Written instruction ▸ For each line below that contains the string "been", copy that line.

★ ★ ★ ★ ★

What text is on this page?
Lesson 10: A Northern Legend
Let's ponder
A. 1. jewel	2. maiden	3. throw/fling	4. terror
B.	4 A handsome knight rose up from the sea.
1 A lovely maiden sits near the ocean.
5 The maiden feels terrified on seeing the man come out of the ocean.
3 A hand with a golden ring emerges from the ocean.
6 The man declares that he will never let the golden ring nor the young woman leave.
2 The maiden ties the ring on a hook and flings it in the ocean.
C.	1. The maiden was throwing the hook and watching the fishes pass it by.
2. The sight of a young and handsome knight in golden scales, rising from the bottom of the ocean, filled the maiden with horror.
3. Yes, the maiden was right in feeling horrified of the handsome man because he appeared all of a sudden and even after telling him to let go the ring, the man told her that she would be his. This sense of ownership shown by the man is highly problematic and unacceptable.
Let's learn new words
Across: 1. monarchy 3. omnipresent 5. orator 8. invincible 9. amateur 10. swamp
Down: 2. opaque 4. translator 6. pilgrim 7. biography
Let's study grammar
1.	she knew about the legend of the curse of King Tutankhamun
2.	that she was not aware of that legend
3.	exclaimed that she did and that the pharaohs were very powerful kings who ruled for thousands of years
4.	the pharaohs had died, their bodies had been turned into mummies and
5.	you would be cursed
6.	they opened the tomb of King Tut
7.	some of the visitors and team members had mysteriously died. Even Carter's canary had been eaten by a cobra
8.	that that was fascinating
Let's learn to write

★ ★ ★ ★ ★

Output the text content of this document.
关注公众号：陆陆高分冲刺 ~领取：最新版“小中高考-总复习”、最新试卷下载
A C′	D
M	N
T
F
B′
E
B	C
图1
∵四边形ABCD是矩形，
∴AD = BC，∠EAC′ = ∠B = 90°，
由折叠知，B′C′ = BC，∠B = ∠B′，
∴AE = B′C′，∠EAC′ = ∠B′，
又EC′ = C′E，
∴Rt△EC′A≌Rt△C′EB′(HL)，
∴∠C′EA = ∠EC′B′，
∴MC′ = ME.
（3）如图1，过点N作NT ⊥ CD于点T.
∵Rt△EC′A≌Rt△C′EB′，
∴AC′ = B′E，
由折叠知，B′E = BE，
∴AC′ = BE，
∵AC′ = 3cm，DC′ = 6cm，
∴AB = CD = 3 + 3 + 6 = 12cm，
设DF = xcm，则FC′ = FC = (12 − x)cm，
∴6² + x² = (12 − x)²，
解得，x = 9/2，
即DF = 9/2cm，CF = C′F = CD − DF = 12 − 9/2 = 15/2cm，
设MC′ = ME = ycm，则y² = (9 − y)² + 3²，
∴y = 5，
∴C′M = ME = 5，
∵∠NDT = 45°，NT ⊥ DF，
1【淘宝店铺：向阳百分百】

★ ★ ★ ★ ★

Finished exercise ▸
4.	the pharaohs had died, their bodies had been turned into mummies and
7.	some of the visitors and team members had mysteriously died. Even Carter's canary had been eaten by a cobra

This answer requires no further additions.